── Data supplied ──
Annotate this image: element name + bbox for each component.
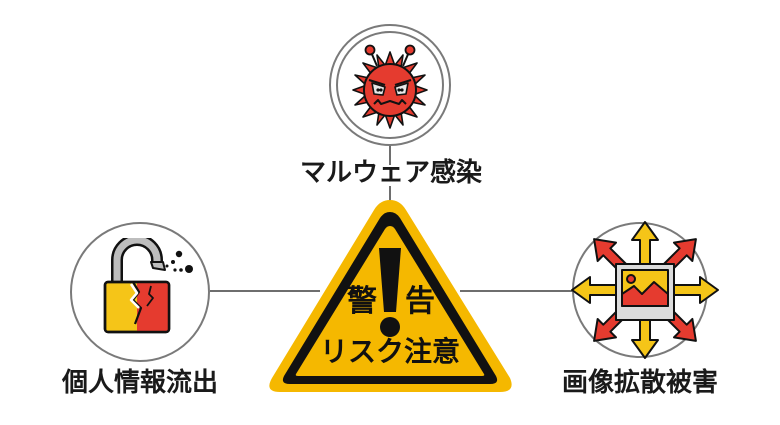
warning-subtitle: リスク注意	[319, 335, 460, 368]
warning-title-left: 警	[347, 284, 377, 319]
warning-title-right: 告	[405, 284, 435, 319]
image-spread-arrows-icon	[570, 220, 720, 362]
broken-padlock-icon	[95, 238, 195, 338]
connector-top-lower	[389, 186, 391, 206]
virus-icon	[345, 40, 435, 135]
warning-triangle-icon	[264, 196, 516, 396]
malware-label: マルウェア感染	[300, 158, 483, 188]
image-spread-label: 画像拡散被害	[561, 368, 718, 398]
connector-top	[389, 145, 391, 165]
connector-right	[460, 290, 572, 292]
connector-left	[210, 290, 320, 292]
data-leak-label: 個人情報流出	[61, 368, 218, 398]
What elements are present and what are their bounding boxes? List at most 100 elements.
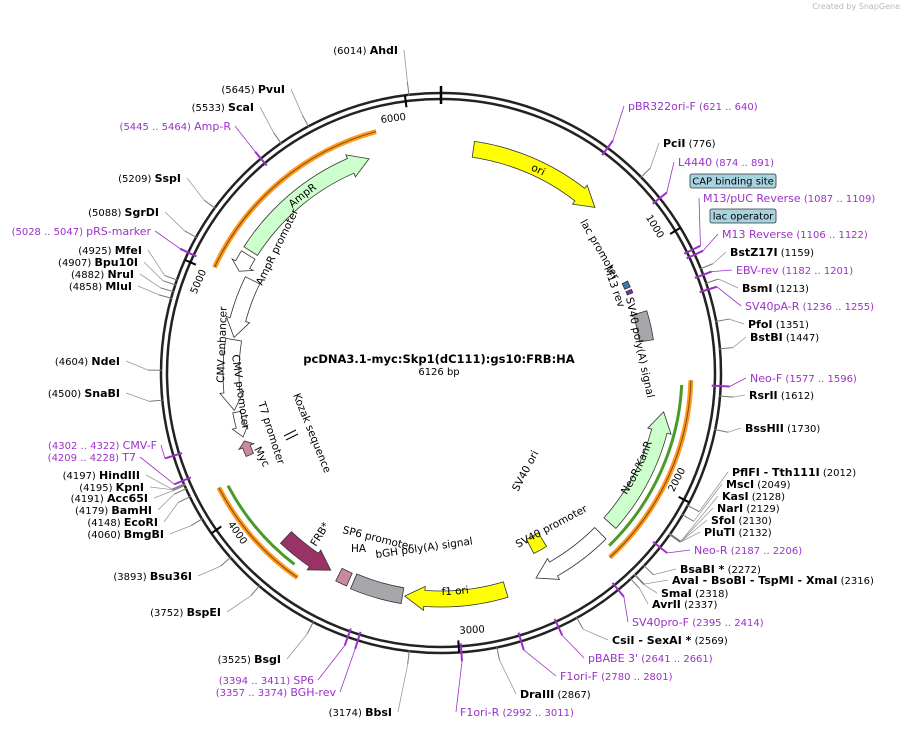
───
**Required work:** The output must match the records word for word, except that no pictures appear.

**Task result:**
Annotate this image: element name + bbox for each component.
warning-subtitle: リスク注意	[319, 335, 460, 368]
warning-title-left: 警	[347, 284, 377, 319]
warning-title-right: 告	[405, 284, 435, 319]
image-spread-arrows-icon	[570, 220, 720, 362]
broken-padlock-icon	[95, 238, 195, 338]
connector-top-lower	[389, 186, 391, 206]
virus-icon	[345, 40, 435, 135]
warning-triangle-icon	[264, 196, 516, 396]
malware-label: マルウェア感染	[300, 158, 483, 188]
image-spread-label: 画像拡散被害	[561, 368, 718, 398]
connector-top	[389, 145, 391, 165]
connector-right	[460, 290, 572, 292]
connector-left	[210, 290, 320, 292]
data-leak-label: 個人情報流出	[61, 368, 218, 398]
What elements are present and what are their bounding boxes? List at most 100 elements.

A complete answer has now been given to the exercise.